--- start INFORMATION SUPPLIED ---
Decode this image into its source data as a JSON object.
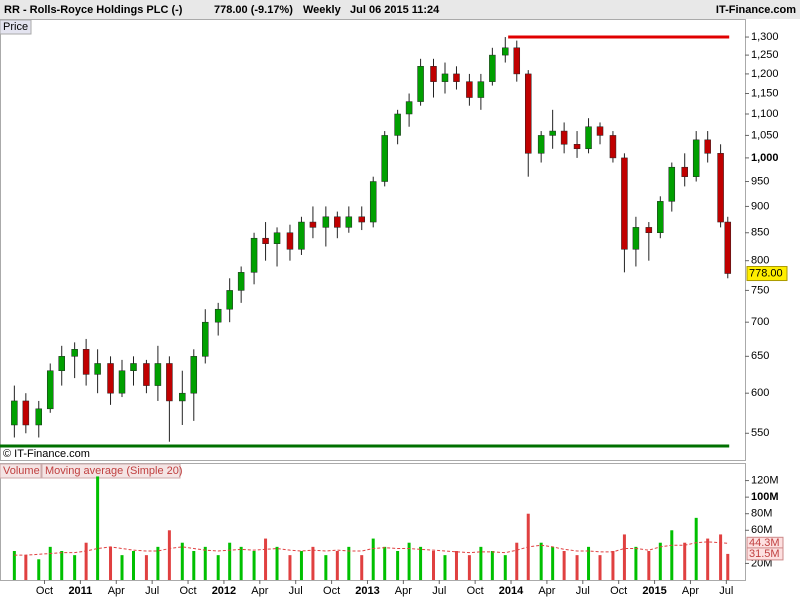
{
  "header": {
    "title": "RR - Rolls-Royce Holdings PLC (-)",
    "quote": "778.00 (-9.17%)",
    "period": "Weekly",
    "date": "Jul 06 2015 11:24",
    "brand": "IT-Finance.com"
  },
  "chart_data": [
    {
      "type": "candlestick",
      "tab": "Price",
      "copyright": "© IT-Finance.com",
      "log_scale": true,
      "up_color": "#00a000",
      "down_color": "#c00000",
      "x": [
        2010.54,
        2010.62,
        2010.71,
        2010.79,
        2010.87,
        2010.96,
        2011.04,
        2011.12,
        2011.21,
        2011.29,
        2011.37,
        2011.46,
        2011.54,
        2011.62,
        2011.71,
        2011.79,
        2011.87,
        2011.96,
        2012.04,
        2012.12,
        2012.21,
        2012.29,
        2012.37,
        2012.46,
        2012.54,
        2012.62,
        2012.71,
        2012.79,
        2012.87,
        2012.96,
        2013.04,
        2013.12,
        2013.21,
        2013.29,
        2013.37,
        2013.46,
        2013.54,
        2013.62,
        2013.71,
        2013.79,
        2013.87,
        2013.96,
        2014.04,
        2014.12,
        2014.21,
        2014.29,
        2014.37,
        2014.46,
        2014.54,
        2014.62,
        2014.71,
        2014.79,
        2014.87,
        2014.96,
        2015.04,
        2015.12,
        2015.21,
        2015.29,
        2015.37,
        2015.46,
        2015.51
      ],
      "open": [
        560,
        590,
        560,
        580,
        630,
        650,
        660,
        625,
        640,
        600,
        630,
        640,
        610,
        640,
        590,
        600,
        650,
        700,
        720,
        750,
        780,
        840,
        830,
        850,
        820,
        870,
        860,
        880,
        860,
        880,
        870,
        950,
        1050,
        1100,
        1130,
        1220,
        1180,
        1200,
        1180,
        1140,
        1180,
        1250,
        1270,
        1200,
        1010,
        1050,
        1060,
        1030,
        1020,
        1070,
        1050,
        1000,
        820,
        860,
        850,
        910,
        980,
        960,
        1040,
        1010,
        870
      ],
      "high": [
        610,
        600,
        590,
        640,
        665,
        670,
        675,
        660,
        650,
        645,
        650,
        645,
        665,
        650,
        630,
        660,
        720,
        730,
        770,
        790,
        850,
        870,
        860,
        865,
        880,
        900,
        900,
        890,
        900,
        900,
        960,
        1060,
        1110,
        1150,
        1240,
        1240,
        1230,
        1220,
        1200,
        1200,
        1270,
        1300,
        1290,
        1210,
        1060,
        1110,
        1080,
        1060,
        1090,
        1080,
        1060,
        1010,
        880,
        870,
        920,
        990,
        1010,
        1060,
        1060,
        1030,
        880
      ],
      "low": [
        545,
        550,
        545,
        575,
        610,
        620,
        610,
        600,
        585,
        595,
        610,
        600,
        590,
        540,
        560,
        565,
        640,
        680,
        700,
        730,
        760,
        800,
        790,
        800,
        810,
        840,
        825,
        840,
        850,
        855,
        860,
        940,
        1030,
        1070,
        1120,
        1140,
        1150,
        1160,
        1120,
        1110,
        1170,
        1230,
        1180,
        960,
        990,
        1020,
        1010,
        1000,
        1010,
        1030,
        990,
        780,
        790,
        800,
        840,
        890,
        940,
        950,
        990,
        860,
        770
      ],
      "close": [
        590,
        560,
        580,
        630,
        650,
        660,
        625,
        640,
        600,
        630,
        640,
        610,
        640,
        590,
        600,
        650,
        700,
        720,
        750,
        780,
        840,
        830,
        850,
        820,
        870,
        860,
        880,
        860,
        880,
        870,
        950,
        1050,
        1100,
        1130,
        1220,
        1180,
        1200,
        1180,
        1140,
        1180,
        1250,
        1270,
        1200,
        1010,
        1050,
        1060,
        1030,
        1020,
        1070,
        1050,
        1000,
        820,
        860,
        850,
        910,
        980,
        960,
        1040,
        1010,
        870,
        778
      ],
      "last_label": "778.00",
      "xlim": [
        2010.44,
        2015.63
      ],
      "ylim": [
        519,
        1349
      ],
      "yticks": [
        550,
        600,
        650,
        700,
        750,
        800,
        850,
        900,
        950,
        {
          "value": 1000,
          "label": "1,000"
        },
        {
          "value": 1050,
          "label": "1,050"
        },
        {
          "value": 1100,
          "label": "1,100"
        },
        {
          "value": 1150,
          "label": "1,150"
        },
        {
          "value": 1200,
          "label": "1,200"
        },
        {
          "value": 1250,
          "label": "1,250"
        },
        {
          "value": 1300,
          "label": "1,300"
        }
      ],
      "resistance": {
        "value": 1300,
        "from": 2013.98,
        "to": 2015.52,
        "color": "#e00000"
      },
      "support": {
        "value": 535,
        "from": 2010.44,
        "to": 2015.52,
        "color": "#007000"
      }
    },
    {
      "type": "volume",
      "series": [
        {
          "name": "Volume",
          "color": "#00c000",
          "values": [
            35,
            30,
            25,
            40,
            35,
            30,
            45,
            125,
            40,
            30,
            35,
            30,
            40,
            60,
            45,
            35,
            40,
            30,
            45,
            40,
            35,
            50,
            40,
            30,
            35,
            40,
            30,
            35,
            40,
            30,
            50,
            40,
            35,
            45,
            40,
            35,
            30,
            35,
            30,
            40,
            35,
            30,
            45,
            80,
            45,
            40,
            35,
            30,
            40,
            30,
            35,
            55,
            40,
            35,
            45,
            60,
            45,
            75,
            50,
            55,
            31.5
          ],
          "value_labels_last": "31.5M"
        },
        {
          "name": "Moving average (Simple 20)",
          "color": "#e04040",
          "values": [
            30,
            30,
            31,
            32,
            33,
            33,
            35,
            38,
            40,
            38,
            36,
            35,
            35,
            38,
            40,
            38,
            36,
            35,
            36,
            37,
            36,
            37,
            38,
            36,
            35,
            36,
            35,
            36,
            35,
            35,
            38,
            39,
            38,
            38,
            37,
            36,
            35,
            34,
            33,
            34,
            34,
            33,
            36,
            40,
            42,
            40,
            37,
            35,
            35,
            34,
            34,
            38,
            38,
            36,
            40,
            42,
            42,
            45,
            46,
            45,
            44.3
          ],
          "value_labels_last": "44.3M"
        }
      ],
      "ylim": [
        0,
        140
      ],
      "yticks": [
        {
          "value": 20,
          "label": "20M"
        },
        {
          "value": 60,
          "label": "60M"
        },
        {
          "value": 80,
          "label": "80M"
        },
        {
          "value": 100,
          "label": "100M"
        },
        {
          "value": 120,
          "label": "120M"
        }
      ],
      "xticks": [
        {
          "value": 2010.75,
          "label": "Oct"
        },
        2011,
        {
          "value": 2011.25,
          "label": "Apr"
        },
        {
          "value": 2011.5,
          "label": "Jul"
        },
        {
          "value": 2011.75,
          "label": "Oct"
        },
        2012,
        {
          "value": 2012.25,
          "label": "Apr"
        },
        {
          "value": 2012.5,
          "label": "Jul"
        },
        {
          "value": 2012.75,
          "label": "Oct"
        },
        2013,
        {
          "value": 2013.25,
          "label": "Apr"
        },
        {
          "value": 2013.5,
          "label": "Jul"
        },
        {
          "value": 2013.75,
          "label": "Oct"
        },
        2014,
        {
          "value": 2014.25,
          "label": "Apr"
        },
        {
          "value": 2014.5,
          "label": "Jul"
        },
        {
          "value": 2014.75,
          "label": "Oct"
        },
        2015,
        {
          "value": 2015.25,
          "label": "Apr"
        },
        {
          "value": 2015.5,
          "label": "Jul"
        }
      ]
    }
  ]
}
--- end INFORMATION SUPPLIED ---
--- start INFORMATION SUPPLIED ---
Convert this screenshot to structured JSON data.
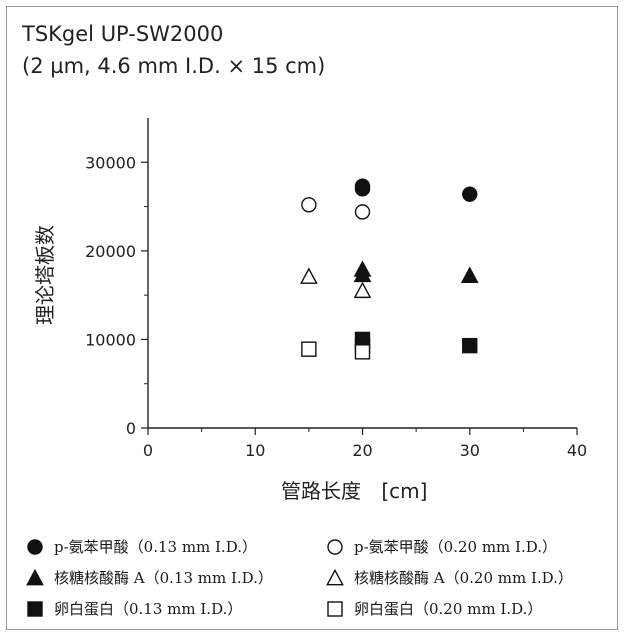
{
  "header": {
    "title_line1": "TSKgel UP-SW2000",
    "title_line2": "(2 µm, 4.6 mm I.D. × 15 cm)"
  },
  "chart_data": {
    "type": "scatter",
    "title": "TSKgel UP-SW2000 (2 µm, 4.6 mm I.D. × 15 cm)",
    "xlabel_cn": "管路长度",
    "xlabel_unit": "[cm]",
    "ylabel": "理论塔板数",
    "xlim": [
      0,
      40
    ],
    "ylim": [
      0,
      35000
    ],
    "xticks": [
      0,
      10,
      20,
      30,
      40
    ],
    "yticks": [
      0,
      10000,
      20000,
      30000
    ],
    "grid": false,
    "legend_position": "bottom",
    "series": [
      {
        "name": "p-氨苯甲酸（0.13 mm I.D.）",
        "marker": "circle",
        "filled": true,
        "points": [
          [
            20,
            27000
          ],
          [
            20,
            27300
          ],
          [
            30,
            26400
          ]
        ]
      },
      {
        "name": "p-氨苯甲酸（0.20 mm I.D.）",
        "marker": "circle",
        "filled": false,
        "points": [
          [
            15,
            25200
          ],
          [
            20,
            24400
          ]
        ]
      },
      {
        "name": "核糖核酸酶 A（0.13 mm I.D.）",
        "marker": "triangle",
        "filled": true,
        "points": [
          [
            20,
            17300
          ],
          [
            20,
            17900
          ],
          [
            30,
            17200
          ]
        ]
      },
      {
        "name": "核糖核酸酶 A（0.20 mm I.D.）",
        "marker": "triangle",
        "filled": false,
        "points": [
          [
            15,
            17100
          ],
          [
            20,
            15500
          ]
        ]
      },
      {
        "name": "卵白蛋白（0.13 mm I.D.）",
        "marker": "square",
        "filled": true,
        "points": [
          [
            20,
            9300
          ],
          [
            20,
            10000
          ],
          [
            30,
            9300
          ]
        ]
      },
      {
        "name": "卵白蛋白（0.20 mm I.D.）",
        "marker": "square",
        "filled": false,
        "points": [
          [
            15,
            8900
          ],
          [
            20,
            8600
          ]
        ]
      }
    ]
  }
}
--- end INFORMATION SUPPLIED ---
● REQUIRED TASK
Within the listing above, copy each line that has the string "氨苯甲酸".

● RESULT OF THIS TASK
        "name": "p-氨苯甲酸（0.13 mm I.D.）",
        "name": "p-氨苯甲酸（0.20 mm I.D.）",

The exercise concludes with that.